• **Task**:
Copy every line of the listing exactly.

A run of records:

►

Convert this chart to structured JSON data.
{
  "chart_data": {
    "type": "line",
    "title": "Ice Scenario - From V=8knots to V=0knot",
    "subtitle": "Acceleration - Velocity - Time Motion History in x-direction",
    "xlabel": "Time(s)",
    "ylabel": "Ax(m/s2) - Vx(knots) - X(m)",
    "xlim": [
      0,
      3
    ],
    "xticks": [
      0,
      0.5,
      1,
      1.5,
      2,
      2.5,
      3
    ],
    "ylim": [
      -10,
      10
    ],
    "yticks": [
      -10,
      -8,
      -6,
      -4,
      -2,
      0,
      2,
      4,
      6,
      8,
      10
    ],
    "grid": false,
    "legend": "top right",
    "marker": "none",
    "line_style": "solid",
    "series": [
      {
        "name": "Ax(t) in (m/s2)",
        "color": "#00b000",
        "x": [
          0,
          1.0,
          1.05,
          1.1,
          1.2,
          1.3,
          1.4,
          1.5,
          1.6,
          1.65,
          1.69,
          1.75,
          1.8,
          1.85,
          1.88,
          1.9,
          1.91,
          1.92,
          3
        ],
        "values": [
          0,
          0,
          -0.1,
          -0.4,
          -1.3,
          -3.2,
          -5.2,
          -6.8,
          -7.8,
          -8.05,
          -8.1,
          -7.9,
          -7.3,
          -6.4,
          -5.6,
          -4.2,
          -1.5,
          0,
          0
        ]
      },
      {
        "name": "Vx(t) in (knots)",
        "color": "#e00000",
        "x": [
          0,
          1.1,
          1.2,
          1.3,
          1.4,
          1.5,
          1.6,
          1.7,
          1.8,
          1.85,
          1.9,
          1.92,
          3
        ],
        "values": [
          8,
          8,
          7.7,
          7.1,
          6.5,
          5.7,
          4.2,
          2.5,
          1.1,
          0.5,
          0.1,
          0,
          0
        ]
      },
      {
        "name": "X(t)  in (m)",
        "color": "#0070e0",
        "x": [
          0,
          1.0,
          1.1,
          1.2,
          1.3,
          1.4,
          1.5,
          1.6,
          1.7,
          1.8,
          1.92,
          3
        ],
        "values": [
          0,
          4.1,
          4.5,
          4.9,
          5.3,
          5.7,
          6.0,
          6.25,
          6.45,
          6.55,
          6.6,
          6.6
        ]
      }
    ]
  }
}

◄

• **The reply**:
Convert this chart to structured JSON data.
{
  "chart_data": {
    "type": "line",
    "title": "Ice Scenario - From V=8knots to V=0knot",
    "subtitle": "Acceleration - Velocity - Time Motion History in x-direction",
    "xlabel": "Time(s)",
    "ylabel": "Ax(m/s2) - Vx(knots) - X(m)",
    "xlim": [
      0,
      3
    ],
    "xticks": [
      0,
      0.5,
      1,
      1.5,
      2,
      2.5,
      3
    ],
    "ylim": [
      -10,
      10
    ],
    "yticks": [
      -10,
      -8,
      -6,
      -4,
      -2,
      0,
      2,
      4,
      6,
      8,
      10
    ],
    "grid": false,
    "legend": "top right",
    "marker": "none",
    "line_style": "solid",
    "series": [
      {
        "name": "Ax(t) in (m/s2)",
        "color": "#00b000",
        "x": [
          0,
          1.0,
          1.05,
          1.1,
          1.2,
          1.3,
          1.4,
          1.5,
          1.6,
          1.65,
          1.69,
          1.75,
          1.8,
          1.85,
          1.88,
          1.9,
          1.91,
          1.92,
          3
        ],
        "values": [
          0,
          0,
          -0.1,
          -0.4,
          -1.3,
          -3.2,
          -5.2,
          -6.8,
          -7.8,
          -8.05,
          -8.1,
          -7.9,
          -7.3,
          -6.4,
          -5.6,
          -4.2,
          -1.5,
          0,
          0
        ]
      },
      {
        "name": "Vx(t) in (knots)",
        "color": "#e00000",
        "x": [
          0,
          1.1,
          1.2,
          1.3,
          1.4,
          1.5,
          1.6,
          1.7,
          1.8,
          1.85,
          1.9,
          1.92,
          3
        ],
        "values": [
          8,
          8,
          7.7,
          7.1,
          6.5,
          5.7,
          4.2,
          2.5,
          1.1,
          0.5,
          0.1,
          0,
          0
        ]
      },
      {
        "name": "X(t)  in (m)",
        "color": "#0070e0",
        "x": [
          0,
          1.0,
          1.1,
          1.2,
          1.3,
          1.4,
          1.5,
          1.6,
          1.7,
          1.8,
          1.92,
          3
        ],
        "values": [
          0,
          4.1,
          4.5,
          4.9,
          5.3,
          5.7,
          6.0,
          6.25,
          6.45,
          6.55,
          6.6,
          6.6
        ]
      }
    ]
  }
}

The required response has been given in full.